-- Records --
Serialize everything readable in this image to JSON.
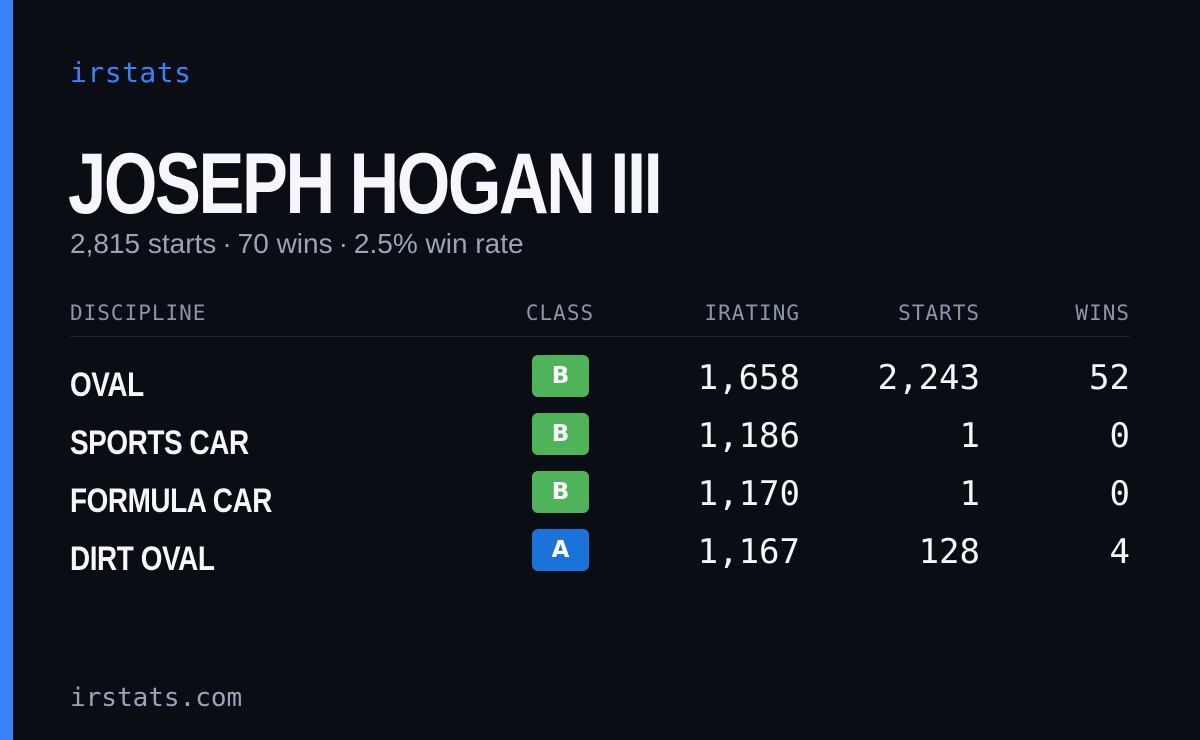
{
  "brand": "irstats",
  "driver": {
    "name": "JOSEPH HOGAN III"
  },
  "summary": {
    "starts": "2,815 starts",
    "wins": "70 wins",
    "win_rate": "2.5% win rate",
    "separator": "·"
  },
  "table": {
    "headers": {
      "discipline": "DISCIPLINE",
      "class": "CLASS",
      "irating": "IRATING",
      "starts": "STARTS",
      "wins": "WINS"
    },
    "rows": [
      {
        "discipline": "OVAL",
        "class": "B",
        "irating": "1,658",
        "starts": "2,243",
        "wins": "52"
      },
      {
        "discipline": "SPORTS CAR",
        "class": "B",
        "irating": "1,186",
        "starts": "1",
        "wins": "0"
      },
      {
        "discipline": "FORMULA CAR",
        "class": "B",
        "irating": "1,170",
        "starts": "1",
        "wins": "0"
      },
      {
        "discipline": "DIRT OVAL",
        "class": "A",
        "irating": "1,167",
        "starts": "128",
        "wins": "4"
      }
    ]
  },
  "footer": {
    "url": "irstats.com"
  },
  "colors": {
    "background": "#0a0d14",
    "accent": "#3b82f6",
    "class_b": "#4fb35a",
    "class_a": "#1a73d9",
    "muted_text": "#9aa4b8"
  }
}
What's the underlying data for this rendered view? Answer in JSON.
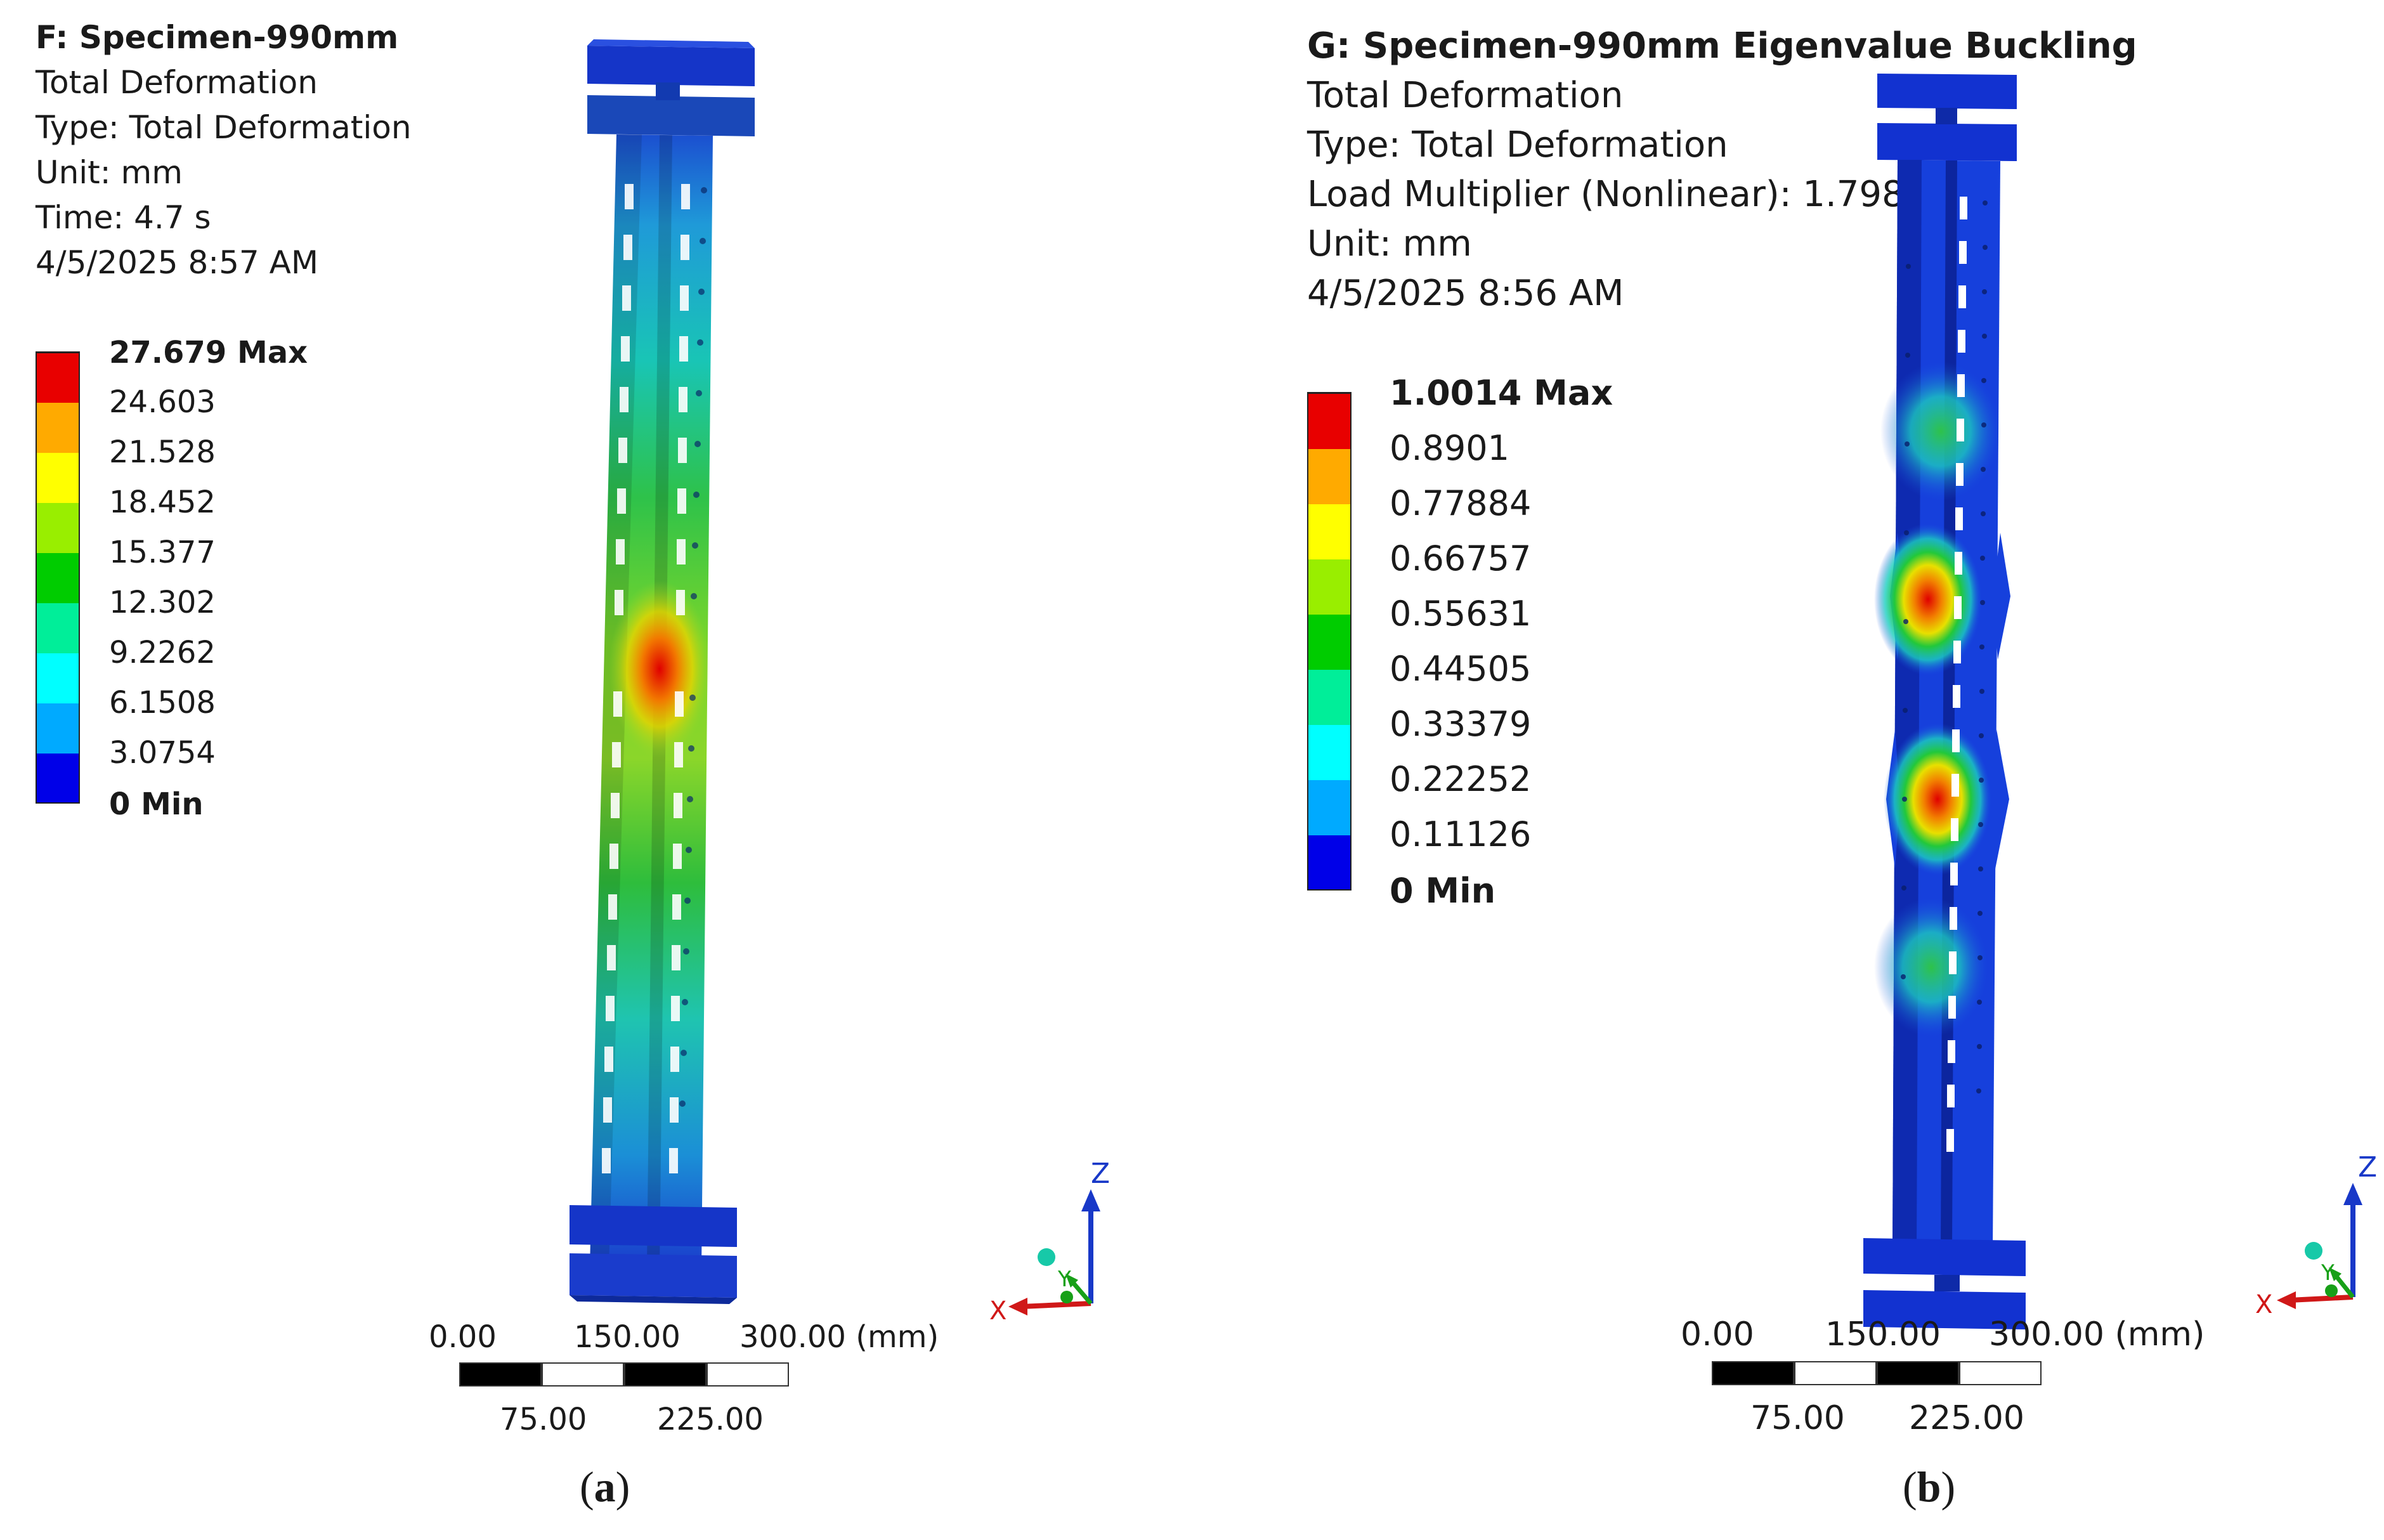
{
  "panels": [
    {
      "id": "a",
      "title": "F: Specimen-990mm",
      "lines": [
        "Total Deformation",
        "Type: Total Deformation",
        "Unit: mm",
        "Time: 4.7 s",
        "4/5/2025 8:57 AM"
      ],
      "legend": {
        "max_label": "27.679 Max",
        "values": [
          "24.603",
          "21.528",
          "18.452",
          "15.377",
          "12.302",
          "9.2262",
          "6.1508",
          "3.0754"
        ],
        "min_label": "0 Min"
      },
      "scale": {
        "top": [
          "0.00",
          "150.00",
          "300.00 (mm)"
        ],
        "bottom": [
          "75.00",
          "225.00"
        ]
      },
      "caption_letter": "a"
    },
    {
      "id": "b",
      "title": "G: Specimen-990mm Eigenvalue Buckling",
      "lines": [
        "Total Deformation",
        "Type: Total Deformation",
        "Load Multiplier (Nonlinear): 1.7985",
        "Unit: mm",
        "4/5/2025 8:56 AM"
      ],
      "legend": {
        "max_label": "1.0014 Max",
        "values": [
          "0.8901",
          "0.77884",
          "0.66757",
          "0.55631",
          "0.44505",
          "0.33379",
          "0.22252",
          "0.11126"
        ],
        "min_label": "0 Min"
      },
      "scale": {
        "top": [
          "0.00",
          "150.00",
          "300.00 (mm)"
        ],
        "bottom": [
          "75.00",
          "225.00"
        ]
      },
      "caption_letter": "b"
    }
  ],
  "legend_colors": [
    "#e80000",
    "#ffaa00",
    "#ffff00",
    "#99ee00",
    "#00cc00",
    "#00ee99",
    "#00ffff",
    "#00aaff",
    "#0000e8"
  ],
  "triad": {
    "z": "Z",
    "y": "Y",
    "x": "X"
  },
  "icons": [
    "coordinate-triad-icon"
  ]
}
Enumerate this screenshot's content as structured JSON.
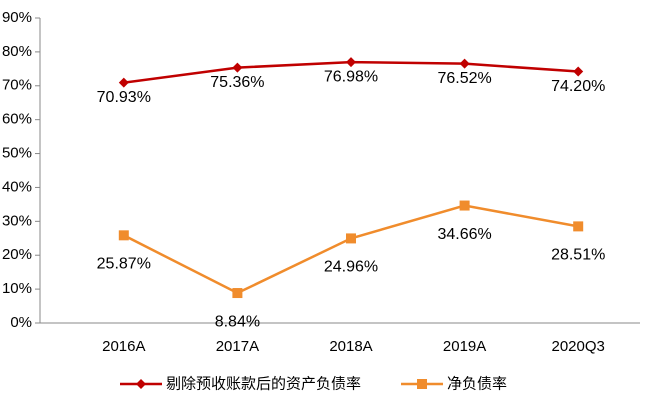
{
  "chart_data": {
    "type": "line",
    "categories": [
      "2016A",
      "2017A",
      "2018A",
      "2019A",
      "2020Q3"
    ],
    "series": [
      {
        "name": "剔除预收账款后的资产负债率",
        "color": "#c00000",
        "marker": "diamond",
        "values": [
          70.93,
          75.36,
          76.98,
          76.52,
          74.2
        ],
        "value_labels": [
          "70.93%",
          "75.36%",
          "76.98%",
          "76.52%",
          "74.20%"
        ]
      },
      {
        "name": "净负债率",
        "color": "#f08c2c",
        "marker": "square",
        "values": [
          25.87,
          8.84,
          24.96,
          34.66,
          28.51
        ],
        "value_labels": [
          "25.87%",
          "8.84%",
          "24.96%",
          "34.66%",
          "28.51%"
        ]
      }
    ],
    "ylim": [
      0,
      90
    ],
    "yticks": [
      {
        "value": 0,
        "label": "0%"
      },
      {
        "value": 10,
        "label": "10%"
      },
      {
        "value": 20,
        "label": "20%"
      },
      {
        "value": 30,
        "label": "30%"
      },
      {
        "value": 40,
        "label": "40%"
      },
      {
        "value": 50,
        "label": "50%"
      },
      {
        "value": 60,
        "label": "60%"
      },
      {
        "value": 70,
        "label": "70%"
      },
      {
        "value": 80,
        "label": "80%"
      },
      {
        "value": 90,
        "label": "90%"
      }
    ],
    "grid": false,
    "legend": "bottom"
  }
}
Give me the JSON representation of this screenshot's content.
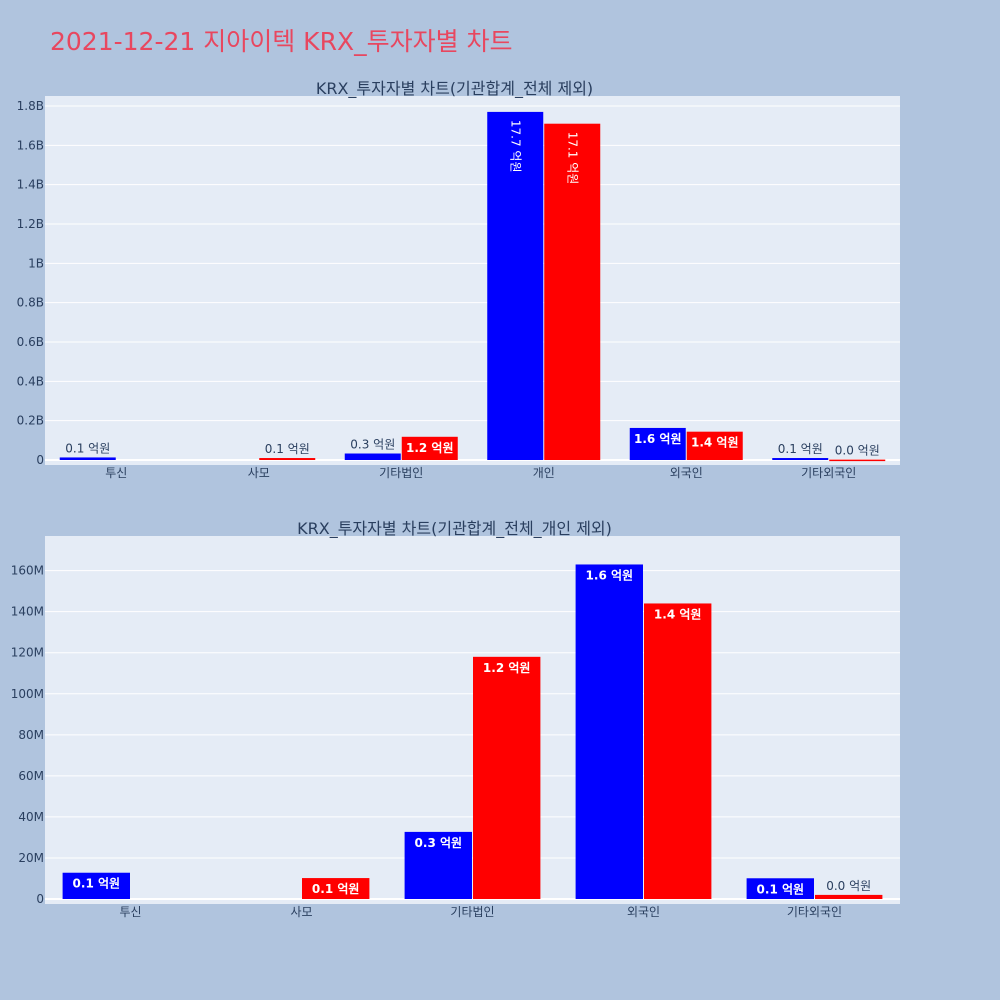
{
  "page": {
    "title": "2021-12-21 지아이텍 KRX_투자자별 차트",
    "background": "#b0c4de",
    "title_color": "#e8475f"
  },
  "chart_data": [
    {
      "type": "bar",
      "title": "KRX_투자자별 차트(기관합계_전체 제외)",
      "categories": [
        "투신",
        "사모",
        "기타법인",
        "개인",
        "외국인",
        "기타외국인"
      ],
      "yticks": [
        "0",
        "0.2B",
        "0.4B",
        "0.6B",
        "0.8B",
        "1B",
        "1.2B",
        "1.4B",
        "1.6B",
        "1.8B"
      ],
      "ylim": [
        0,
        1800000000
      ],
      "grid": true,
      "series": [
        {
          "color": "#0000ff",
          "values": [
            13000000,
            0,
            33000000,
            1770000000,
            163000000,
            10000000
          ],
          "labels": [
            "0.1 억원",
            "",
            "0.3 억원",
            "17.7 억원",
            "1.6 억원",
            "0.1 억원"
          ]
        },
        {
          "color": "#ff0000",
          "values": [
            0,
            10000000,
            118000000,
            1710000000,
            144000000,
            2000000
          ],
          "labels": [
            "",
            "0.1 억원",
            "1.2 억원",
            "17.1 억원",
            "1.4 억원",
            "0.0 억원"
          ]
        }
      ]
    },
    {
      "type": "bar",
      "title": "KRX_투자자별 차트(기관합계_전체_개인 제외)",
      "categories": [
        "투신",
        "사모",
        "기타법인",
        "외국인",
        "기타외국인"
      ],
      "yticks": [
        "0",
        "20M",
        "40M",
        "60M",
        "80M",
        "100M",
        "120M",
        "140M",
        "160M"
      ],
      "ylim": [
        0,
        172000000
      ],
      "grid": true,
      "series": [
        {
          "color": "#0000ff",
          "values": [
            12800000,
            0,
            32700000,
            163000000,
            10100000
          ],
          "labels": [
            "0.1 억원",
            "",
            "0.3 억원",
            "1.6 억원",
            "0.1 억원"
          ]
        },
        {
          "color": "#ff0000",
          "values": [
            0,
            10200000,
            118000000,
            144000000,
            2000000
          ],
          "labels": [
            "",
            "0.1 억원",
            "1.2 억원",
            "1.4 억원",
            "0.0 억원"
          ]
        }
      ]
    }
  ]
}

-- Stated exercise --
Keep the pictures out of your copy, and repeat every entry above exactly.

-- Solution to the exercise --
Serialize everything readable in this image to JSON.
{
  "brand": "irstats",
  "driver": {
    "name": "JOSEPH HOGAN III"
  },
  "summary": {
    "starts": "2,815 starts",
    "wins": "70 wins",
    "win_rate": "2.5% win rate",
    "separator": "·"
  },
  "table": {
    "headers": {
      "discipline": "DISCIPLINE",
      "class": "CLASS",
      "irating": "IRATING",
      "starts": "STARTS",
      "wins": "WINS"
    },
    "rows": [
      {
        "discipline": "OVAL",
        "class": "B",
        "irating": "1,658",
        "starts": "2,243",
        "wins": "52"
      },
      {
        "discipline": "SPORTS CAR",
        "class": "B",
        "irating": "1,186",
        "starts": "1",
        "wins": "0"
      },
      {
        "discipline": "FORMULA CAR",
        "class": "B",
        "irating": "1,170",
        "starts": "1",
        "wins": "0"
      },
      {
        "discipline": "DIRT OVAL",
        "class": "A",
        "irating": "1,167",
        "starts": "128",
        "wins": "4"
      }
    ]
  },
  "footer": {
    "url": "irstats.com"
  },
  "colors": {
    "background": "#0a0d14",
    "accent": "#3b82f6",
    "class_b": "#4fb35a",
    "class_a": "#1a73d9",
    "muted_text": "#9aa4b8"
  }
}
What's the underlying data for this rendered view? Answer in JSON.
{
  "panels": [
    {
      "id": "a",
      "title": "F: Specimen-990mm",
      "lines": [
        "Total Deformation",
        "Type: Total Deformation",
        "Unit: mm",
        "Time: 4.7 s",
        "4/5/2025 8:57 AM"
      ],
      "legend": {
        "max_label": "27.679 Max",
        "values": [
          "24.603",
          "21.528",
          "18.452",
          "15.377",
          "12.302",
          "9.2262",
          "6.1508",
          "3.0754"
        ],
        "min_label": "0 Min"
      },
      "scale": {
        "top": [
          "0.00",
          "150.00",
          "300.00 (mm)"
        ],
        "bottom": [
          "75.00",
          "225.00"
        ]
      },
      "caption_letter": "a"
    },
    {
      "id": "b",
      "title": "G: Specimen-990mm Eigenvalue Buckling",
      "lines": [
        "Total Deformation",
        "Type: Total Deformation",
        "Load Multiplier (Nonlinear): 1.7985",
        "Unit: mm",
        "4/5/2025 8:56 AM"
      ],
      "legend": {
        "max_label": "1.0014 Max",
        "values": [
          "0.8901",
          "0.77884",
          "0.66757",
          "0.55631",
          "0.44505",
          "0.33379",
          "0.22252",
          "0.11126"
        ],
        "min_label": "0 Min"
      },
      "scale": {
        "top": [
          "0.00",
          "150.00",
          "300.00 (mm)"
        ],
        "bottom": [
          "75.00",
          "225.00"
        ]
      },
      "caption_letter": "b"
    }
  ],
  "legend_colors": [
    "#e80000",
    "#ffaa00",
    "#ffff00",
    "#99ee00",
    "#00cc00",
    "#00ee99",
    "#00ffff",
    "#00aaff",
    "#0000e8"
  ],
  "triad": {
    "z": "Z",
    "y": "Y",
    "x": "X"
  },
  "icons": [
    "coordinate-triad-icon"
  ]
}
Enumerate this screenshot's content as structured JSON.
{
  "chart_data": {
    "type": "line",
    "categories": [
      "2016A",
      "2017A",
      "2018A",
      "2019A",
      "2020Q3"
    ],
    "series": [
      {
        "name": "剔除预收账款后的资产负债率",
        "color": "#c00000",
        "marker": "diamond",
        "values": [
          70.93,
          75.36,
          76.98,
          76.52,
          74.2
        ],
        "value_labels": [
          "70.93%",
          "75.36%",
          "76.98%",
          "76.52%",
          "74.20%"
        ]
      },
      {
        "name": "净负债率",
        "color": "#f08c2c",
        "marker": "square",
        "values": [
          25.87,
          8.84,
          24.96,
          34.66,
          28.51
        ],
        "value_labels": [
          "25.87%",
          "8.84%",
          "24.96%",
          "34.66%",
          "28.51%"
        ]
      }
    ],
    "ylim": [
      0,
      90
    ],
    "yticks": [
      {
        "value": 0,
        "label": "0%"
      },
      {
        "value": 10,
        "label": "10%"
      },
      {
        "value": 20,
        "label": "20%"
      },
      {
        "value": 30,
        "label": "30%"
      },
      {
        "value": 40,
        "label": "40%"
      },
      {
        "value": 50,
        "label": "50%"
      },
      {
        "value": 60,
        "label": "60%"
      },
      {
        "value": 70,
        "label": "70%"
      },
      {
        "value": 80,
        "label": "80%"
      },
      {
        "value": 90,
        "label": "90%"
      }
    ],
    "grid": false,
    "legend": "bottom"
  }
}
Give me the JSON representation of this screenshot's content.
{
  "page": {
    "title": "2021-12-21 지아이텍 KRX_투자자별 차트",
    "background": "#b0c4de",
    "title_color": "#e8475f"
  },
  "chart_data": [
    {
      "type": "bar",
      "title": "KRX_투자자별 차트(기관합계_전체 제외)",
      "categories": [
        "투신",
        "사모",
        "기타법인",
        "개인",
        "외국인",
        "기타외국인"
      ],
      "yticks": [
        "0",
        "0.2B",
        "0.4B",
        "0.6B",
        "0.8B",
        "1B",
        "1.2B",
        "1.4B",
        "1.6B",
        "1.8B"
      ],
      "ylim": [
        0,
        1800000000
      ],
      "grid": true,
      "series": [
        {
          "color": "#0000ff",
          "values": [
            13000000,
            0,
            33000000,
            1770000000,
            163000000,
            10000000
          ],
          "labels": [
            "0.1 억원",
            "",
            "0.3 억원",
            "17.7 억원",
            "1.6 억원",
            "0.1 억원"
          ]
        },
        {
          "color": "#ff0000",
          "values": [
            0,
            10000000,
            118000000,
            1710000000,
            144000000,
            2000000
          ],
          "labels": [
            "",
            "0.1 억원",
            "1.2 억원",
            "17.1 억원",
            "1.4 억원",
            "0.0 억원"
          ]
        }
      ]
    },
    {
      "type": "bar",
      "title": "KRX_투자자별 차트(기관합계_전체_개인 제외)",
      "categories": [
        "투신",
        "사모",
        "기타법인",
        "외국인",
        "기타외국인"
      ],
      "yticks": [
        "0",
        "20M",
        "40M",
        "60M",
        "80M",
        "100M",
        "120M",
        "140M",
        "160M"
      ],
      "ylim": [
        0,
        172000000
      ],
      "grid": true,
      "series": [
        {
          "color": "#0000ff",
          "values": [
            12800000,
            0,
            32700000,
            163000000,
            10100000
          ],
          "labels": [
            "0.1 억원",
            "",
            "0.3 억원",
            "1.6 억원",
            "0.1 억원"
          ]
        },
        {
          "color": "#ff0000",
          "values": [
            0,
            10200000,
            118000000,
            144000000,
            2000000
          ],
          "labels": [
            "",
            "0.1 억원",
            "1.2 억원",
            "1.4 억원",
            "0.0 억원"
          ]
        }
      ]
    }
  ]
}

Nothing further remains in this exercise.